What you will do
Read through the records below and copy each line that uses the word "solve".

Extracted entries
§ §
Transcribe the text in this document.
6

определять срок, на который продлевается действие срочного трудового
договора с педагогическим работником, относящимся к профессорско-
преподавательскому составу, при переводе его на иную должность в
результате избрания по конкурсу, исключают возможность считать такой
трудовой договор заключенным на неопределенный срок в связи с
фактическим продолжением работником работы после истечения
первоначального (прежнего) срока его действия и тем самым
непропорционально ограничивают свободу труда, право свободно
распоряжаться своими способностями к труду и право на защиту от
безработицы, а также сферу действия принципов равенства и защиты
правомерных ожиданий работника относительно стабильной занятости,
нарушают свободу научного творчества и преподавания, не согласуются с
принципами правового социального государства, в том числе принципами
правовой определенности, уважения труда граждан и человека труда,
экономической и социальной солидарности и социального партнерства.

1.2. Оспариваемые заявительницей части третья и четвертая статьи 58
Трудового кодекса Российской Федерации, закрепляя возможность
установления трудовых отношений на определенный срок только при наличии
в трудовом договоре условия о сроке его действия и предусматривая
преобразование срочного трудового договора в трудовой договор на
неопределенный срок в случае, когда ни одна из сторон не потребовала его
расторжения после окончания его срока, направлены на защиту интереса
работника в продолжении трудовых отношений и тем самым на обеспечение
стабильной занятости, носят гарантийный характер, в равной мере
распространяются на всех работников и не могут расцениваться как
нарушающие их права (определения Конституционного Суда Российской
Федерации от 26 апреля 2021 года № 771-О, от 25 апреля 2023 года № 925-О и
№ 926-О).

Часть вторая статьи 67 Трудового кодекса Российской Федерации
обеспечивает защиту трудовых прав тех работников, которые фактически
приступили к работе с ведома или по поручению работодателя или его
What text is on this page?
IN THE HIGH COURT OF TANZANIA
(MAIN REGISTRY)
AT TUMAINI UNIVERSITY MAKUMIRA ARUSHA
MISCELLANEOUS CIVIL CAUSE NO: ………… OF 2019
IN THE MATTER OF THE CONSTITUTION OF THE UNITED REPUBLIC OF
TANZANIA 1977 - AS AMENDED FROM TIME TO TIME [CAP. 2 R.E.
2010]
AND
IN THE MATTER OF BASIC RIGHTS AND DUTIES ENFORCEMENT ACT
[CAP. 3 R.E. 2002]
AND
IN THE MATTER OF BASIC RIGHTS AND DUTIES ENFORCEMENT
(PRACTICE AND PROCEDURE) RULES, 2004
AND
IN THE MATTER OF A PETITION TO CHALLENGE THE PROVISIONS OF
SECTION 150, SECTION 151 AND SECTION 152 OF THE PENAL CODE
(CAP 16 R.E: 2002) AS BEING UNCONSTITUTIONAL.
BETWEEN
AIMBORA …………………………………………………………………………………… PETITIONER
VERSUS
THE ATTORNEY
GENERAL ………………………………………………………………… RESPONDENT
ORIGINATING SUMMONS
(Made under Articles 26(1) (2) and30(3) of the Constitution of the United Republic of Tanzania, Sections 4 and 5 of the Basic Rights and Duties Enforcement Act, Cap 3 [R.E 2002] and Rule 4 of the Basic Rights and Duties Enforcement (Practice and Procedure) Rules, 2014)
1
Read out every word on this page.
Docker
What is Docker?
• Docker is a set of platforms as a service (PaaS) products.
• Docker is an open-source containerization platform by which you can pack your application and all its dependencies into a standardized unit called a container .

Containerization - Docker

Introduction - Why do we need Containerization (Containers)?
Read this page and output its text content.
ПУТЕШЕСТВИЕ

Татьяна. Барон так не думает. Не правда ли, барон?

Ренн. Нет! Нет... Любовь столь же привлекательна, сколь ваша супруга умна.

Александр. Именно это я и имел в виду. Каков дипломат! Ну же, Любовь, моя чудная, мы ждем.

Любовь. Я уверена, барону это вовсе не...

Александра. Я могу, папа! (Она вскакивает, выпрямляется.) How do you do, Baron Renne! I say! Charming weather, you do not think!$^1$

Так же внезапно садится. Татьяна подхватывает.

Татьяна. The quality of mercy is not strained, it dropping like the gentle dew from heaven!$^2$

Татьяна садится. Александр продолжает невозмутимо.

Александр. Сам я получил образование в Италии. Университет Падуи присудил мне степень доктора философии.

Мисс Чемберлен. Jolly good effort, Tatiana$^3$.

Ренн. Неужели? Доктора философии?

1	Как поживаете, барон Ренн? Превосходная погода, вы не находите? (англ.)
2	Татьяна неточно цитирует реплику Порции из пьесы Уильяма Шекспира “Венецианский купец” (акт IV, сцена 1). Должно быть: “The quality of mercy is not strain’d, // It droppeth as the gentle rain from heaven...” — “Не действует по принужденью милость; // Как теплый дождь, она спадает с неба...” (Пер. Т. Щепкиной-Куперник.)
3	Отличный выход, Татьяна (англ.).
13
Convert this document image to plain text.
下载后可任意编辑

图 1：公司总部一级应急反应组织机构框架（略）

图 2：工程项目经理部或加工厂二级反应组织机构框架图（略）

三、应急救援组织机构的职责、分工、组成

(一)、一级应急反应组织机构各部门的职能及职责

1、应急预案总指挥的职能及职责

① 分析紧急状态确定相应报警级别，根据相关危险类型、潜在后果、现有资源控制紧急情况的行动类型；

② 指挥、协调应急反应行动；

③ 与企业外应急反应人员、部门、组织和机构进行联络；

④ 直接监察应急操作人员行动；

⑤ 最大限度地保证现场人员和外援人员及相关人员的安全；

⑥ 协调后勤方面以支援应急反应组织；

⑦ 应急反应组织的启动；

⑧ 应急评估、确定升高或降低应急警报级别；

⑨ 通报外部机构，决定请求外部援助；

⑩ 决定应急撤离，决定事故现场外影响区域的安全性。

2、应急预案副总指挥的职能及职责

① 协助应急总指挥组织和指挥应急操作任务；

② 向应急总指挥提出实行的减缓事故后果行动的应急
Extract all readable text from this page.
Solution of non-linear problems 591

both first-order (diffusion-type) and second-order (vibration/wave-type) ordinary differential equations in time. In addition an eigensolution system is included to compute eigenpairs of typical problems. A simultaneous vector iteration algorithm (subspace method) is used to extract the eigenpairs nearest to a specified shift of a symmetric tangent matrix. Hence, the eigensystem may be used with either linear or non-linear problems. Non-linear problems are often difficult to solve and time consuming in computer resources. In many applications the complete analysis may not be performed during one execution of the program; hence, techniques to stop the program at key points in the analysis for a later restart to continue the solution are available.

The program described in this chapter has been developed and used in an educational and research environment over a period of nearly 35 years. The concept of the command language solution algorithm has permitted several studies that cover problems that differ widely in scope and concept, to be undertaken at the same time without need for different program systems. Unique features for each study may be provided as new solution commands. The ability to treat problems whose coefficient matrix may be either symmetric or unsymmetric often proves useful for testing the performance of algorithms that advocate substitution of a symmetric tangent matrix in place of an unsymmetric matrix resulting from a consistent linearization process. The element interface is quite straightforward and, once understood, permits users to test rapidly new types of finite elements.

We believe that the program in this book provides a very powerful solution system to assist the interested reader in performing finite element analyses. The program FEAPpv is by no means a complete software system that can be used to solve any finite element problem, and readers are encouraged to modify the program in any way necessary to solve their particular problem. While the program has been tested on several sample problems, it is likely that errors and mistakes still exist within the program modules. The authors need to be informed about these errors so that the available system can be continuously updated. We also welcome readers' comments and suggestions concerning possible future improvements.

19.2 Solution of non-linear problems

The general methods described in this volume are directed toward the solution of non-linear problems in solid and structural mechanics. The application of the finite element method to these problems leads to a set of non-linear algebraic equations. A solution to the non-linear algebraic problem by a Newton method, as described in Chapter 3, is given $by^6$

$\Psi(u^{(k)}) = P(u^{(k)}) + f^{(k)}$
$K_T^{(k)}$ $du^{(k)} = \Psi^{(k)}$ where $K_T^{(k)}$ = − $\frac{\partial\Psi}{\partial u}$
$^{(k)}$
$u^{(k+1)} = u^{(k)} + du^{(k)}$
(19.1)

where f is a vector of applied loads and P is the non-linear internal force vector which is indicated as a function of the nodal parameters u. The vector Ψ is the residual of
§ §
Finished task
both first-order (diffusion-type) and second-order (vibration/wave-type) ordinary differential equations in time. In addition an eigensolution system is included to compute eigenpairs of typical problems. A simultaneous vector iteration algorithm (subspace method) is used to extract the eigenpairs nearest to a specified shift of a symmetric tangent matrix. Hence, the eigensystem may be used with either linear or non-linear problems. Non-linear problems are often difficult to solve and time consuming in computer resources. In many applications the complete analysis may not be performed during one execution of the program; hence, techniques to stop the program at key points in the analysis for a later restart to continue the solution are available.
We believe that the program in this book provides a very powerful solution system to assist the interested reader in performing finite element analyses. The program FEAPpv is by no means a complete software system that can be used to solve any finite element problem, and readers are encouraged to modify the program in any way necessary to solve their particular problem. While the program has been tested on several sample problems, it is likely that errors and mistakes still exist within the program modules. The authors need to be informed about these errors so that the available system can be continuously updated. We also welcome readers' comments and suggestions concerning possible future improvements.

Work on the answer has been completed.